* _Request_
Find the lines holding "JSON" and copy them.

──────── Record list ────────

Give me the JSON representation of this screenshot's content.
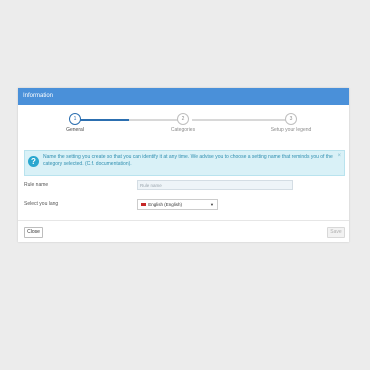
{
  "dialog": {
    "title": "Information",
    "steps": [
      {
        "number": "1",
        "label": "General",
        "active": true
      },
      {
        "number": "2",
        "label": "Categories",
        "active": false
      },
      {
        "number": "3",
        "label": "Setup your legend",
        "active": false
      }
    ],
    "alert": {
      "icon": "info-icon",
      "text": "Name the setting you create so that you can identify it at any time. We advise you to choose a setting name that reminds you of the category selected. (C.f. documentation).",
      "close_glyph": "×"
    },
    "form": {
      "rule_name": {
        "label": "Rule name",
        "placeholder": "Rule name"
      },
      "language": {
        "label": "Select you lang",
        "value": "English (English)"
      }
    },
    "buttons": {
      "close": "Close",
      "save": "Save"
    },
    "colors": {
      "header": "#4a90d9",
      "accent": "#2c6fb0",
      "alert_bg": "#d9f1f7"
    }
  }
}
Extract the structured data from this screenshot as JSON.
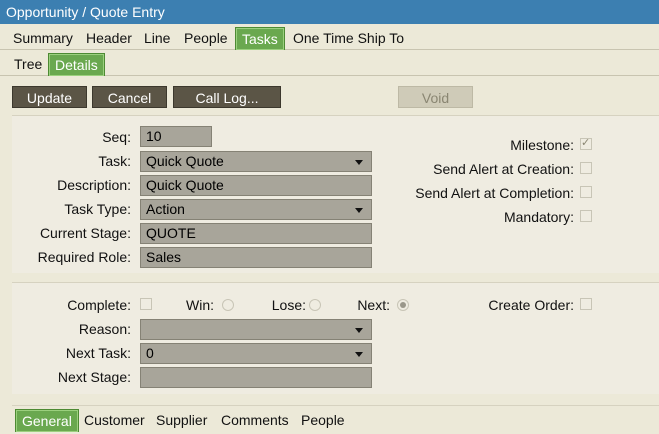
{
  "window": {
    "title": "Opportunity / Quote Entry"
  },
  "main_tabs": [
    "Summary",
    "Header",
    "Line",
    "People",
    "Tasks",
    "One Time Ship To"
  ],
  "sub_tabs": [
    "Tree",
    "Details"
  ],
  "toolbar": {
    "update": "Update",
    "cancel": "Cancel",
    "call_log": "Call Log...",
    "void": "Void"
  },
  "task": {
    "seq_label": "Seq:",
    "seq": "10",
    "task_label": "Task:",
    "task": "Quick Quote",
    "description_label": "Description:",
    "description": "Quick Quote",
    "task_type_label": "Task Type:",
    "task_type": "Action",
    "current_stage_label": "Current Stage:",
    "current_stage": "QUOTE",
    "required_role_label": "Required Role:",
    "required_role": "Sales"
  },
  "flags": {
    "milestone_label": "Milestone:",
    "milestone": true,
    "alert_creation_label": "Send Alert at Creation:",
    "alert_creation": false,
    "alert_completion_label": "Send Alert at Completion:",
    "alert_completion": false,
    "mandatory_label": "Mandatory:",
    "mandatory": false
  },
  "completion": {
    "complete_label": "Complete:",
    "complete": false,
    "win_label": "Win:",
    "lose_label": "Lose:",
    "next_label": "Next:",
    "outcome": "Next",
    "create_order_label": "Create Order:",
    "create_order": false,
    "reason_label": "Reason:",
    "reason": "",
    "next_task_label": "Next Task:",
    "next_task": "0",
    "next_stage_label": "Next Stage:",
    "next_stage": ""
  },
  "bottom_tabs": [
    "General",
    "Customer",
    "Supplier",
    "Comments",
    "People"
  ],
  "colors": {
    "title_bar": "#3c7fb1",
    "active_tab": "#6aa84f",
    "button": "#5b5546"
  }
}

────────

* _Solution below_
Give me the JSON representation of this screenshot's content.
Extract the structured data from this screenshot as JSON.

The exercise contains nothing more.